> _POLECENIA_:
1. Jakie miasta i częstotliwości podaje tekst o Janie Pawle I? Wymień wszystkie pary.
2. Przepisz wpisy, począwszy od pierwszego wiersza, a skończywszy na wierszu zawierającym "section-label-debug: DEB xyxy=(730,66,753,80)", i podstaw w nich "arrow-down-icon" w miejsce "chevron-down-icon".

╭─ TEKST ŹRÓDŁOWY

Łomża 103,6 fm | Ostrołęka 93,9 fm | Grajewo 93,8 fm

Wiara: Jan Paweł I – papież pokory

Ramówka
Facebook
Twitter
Darowizna

Na 4 września papież Franciszek wyznaczył datę beatyfikacji swojego poprzednika – Jana Pawła I, którego pontyfikat trwał zaledwie 33 dni. Był pierwszym papieżem, który miał podwójne imię, jako pierwszy odmówił też papieskiej koronacji.

Albino Luciani wzrastał w wielodzietnej rodzinie, gdzie zimą wszyscy musieli się gromadzić w jednej izbie, żeby zaoszczędzić na ogrzewaniu. Biedne warunki w jakich żył ukształtowały jego charakter na przyszłość. Dzięki temu radził sobie dobrze ze stresowymi sytuacjami i bardzo szanował ludzi ubogich – powiedział w rozmowie z Anną Czytowską ks. Jacek Skrobisz, autor książki „Pokora. Historia życia Jana Pawła I”

╰─
╭─ MATERIAŁ DO ĆWICZENIA

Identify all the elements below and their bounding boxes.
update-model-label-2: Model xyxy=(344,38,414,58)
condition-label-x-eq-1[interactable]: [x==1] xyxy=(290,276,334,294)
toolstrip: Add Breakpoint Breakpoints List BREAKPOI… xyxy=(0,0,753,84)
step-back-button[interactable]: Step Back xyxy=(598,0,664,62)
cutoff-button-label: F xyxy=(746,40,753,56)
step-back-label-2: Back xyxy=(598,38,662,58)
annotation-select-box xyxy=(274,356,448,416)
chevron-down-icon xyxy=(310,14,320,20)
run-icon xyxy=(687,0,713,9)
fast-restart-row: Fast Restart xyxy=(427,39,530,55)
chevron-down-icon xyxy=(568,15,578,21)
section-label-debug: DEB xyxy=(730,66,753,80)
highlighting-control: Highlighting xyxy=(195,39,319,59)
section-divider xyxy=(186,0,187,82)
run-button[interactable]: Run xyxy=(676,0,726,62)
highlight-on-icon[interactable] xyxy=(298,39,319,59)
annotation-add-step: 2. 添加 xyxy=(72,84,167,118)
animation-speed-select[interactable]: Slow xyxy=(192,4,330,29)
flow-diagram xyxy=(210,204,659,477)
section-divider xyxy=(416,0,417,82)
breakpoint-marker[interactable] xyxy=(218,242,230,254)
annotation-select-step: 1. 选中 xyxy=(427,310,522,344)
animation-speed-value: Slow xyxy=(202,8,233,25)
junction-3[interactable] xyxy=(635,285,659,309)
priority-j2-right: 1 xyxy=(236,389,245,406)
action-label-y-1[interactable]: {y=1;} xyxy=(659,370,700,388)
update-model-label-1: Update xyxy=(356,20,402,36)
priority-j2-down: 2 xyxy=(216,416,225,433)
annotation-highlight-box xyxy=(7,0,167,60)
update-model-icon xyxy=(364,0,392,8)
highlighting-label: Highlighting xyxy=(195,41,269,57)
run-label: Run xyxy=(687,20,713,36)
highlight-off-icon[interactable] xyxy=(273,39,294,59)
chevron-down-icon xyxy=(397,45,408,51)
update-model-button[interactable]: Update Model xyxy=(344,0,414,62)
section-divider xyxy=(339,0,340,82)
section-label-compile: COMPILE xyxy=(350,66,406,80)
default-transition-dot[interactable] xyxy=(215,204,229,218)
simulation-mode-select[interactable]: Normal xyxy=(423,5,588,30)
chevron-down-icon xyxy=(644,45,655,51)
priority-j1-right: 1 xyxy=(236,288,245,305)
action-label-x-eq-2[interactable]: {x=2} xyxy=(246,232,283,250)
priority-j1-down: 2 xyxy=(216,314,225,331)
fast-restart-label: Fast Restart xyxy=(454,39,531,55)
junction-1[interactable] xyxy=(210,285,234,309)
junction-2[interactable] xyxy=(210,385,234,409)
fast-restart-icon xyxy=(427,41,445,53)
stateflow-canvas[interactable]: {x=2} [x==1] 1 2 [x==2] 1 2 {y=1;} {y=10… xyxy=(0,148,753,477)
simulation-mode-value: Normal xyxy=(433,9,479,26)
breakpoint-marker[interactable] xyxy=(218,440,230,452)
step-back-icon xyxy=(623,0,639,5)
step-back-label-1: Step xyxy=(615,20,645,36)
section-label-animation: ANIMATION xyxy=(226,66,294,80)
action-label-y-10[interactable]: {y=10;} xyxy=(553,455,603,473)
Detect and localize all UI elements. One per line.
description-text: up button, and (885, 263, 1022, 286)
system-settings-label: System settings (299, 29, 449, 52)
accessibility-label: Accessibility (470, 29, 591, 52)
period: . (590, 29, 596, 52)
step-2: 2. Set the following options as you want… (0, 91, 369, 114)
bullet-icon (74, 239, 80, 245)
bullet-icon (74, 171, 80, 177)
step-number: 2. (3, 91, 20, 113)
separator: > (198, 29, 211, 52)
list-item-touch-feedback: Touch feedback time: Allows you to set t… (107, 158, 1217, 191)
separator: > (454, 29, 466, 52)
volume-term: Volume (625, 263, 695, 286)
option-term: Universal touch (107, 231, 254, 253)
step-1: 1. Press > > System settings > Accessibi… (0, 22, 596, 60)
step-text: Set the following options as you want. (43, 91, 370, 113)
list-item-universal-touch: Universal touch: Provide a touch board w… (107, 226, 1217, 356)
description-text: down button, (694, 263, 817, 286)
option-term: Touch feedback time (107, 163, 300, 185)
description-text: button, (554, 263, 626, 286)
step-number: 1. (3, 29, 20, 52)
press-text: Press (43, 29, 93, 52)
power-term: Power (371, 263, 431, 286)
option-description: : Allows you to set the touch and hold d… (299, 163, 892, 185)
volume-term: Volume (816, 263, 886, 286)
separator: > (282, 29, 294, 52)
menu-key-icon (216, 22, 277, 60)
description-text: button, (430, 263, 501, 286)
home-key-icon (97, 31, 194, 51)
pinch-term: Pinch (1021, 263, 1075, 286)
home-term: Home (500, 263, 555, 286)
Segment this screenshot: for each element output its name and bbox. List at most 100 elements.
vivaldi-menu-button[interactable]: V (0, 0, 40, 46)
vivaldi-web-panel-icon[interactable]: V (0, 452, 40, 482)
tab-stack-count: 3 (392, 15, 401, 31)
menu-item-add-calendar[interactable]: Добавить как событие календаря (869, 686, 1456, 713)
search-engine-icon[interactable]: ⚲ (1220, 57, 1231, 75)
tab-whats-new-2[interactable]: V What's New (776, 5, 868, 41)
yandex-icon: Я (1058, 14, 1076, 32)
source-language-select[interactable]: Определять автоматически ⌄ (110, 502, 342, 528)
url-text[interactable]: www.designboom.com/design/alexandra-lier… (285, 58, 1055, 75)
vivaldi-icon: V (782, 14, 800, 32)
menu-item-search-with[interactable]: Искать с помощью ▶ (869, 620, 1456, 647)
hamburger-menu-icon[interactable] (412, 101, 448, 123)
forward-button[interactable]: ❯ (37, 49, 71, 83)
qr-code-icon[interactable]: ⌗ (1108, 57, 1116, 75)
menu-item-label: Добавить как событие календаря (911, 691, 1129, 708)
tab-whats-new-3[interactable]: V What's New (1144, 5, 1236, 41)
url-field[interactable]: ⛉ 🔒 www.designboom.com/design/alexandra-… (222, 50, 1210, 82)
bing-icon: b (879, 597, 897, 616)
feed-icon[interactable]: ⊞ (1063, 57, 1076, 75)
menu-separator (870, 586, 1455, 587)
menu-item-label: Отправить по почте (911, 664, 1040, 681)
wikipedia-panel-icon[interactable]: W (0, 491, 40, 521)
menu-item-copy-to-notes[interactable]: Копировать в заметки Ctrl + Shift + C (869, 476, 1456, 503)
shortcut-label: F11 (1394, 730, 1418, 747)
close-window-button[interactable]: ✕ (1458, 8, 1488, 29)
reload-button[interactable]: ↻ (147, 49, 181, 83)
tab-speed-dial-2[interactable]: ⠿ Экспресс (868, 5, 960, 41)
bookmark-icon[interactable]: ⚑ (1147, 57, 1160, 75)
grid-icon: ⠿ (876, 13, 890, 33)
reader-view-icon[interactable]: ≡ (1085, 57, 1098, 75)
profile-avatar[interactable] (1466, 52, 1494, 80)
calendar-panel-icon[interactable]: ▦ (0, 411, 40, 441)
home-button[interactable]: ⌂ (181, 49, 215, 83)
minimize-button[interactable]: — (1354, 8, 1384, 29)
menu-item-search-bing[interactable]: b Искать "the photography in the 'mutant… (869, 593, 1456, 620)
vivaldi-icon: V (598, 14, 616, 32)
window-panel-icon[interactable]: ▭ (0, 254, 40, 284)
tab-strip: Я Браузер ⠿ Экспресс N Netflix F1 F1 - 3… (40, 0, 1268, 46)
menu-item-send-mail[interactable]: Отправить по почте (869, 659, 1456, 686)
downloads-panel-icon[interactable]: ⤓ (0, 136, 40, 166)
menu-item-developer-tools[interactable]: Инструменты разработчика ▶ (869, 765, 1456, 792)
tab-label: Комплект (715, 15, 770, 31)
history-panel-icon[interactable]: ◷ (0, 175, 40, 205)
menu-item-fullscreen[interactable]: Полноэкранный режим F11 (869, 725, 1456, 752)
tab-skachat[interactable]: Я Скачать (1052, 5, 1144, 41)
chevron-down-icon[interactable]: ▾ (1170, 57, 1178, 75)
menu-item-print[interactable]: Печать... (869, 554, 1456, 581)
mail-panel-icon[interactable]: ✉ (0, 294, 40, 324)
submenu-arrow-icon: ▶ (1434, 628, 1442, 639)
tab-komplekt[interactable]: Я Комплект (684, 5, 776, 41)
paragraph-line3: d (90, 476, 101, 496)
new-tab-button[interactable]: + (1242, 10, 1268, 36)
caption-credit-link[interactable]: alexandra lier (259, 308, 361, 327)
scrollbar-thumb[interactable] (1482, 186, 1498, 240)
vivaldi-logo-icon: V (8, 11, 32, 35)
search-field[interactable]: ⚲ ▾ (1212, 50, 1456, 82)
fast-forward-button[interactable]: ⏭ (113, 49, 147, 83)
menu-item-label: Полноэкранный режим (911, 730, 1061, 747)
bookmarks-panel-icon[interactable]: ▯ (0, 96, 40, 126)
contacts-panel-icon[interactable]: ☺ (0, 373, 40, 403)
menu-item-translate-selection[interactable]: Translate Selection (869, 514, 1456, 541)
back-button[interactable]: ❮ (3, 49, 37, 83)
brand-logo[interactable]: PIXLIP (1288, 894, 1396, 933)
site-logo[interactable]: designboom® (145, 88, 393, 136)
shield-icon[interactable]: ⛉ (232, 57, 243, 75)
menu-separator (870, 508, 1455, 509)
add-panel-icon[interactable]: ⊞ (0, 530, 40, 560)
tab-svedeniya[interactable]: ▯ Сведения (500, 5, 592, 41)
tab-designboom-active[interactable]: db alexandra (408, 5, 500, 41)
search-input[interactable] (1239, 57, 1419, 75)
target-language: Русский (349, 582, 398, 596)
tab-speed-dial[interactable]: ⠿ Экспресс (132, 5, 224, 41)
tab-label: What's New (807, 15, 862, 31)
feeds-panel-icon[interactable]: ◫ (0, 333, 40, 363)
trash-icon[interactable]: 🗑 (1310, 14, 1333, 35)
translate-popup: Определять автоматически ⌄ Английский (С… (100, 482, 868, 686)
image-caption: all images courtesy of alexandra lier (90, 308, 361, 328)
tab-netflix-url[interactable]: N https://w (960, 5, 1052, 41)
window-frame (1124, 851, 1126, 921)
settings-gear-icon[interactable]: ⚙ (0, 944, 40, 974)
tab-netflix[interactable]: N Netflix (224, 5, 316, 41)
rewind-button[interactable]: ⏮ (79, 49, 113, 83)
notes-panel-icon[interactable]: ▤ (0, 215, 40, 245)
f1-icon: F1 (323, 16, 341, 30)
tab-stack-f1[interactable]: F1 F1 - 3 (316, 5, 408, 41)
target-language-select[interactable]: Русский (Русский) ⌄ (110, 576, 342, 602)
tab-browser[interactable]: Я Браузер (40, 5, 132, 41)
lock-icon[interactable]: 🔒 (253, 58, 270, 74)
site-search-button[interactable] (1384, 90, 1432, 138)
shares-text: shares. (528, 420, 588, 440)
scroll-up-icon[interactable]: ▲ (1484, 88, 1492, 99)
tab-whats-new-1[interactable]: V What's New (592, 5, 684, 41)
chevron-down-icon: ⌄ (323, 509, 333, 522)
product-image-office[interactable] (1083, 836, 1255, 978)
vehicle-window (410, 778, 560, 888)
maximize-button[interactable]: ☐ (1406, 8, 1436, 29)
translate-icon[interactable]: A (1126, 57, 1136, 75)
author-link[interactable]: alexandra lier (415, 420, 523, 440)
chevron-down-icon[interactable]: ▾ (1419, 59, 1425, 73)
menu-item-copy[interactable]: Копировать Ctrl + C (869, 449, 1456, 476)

╰─

> _ODPOWIEDZI DO POLECEŃ_:
1. Łomża 103,6 fm; Ostrołęka 93,9 fm; Grajewo 93,8 fm

2.
Identify all the elements below and their bounding boxes.
update-model-label-2: Model xyxy=(344,38,414,58)
condition-label-x-eq-1[interactable]: [x==1] xyxy=(290,276,334,294)
toolstrip: Add Breakpoint Breakpoints List BREAKPOI… xyxy=(0,0,753,84)
step-back-button[interactable]: Step Back xyxy=(598,0,664,62)
cutoff-button-label: F xyxy=(746,40,753,56)
step-back-label-2: Back xyxy=(598,38,662,58)
annotation-select-box xyxy=(274,356,448,416)
arrow-down-icon xyxy=(310,14,320,20)
run-icon xyxy=(687,0,713,9)
fast-restart-row: Fast Restart xyxy=(427,39,530,55)
arrow-down-icon xyxy=(568,15,578,21)
section-label-debug: DEB xyxy=(730,66,753,80)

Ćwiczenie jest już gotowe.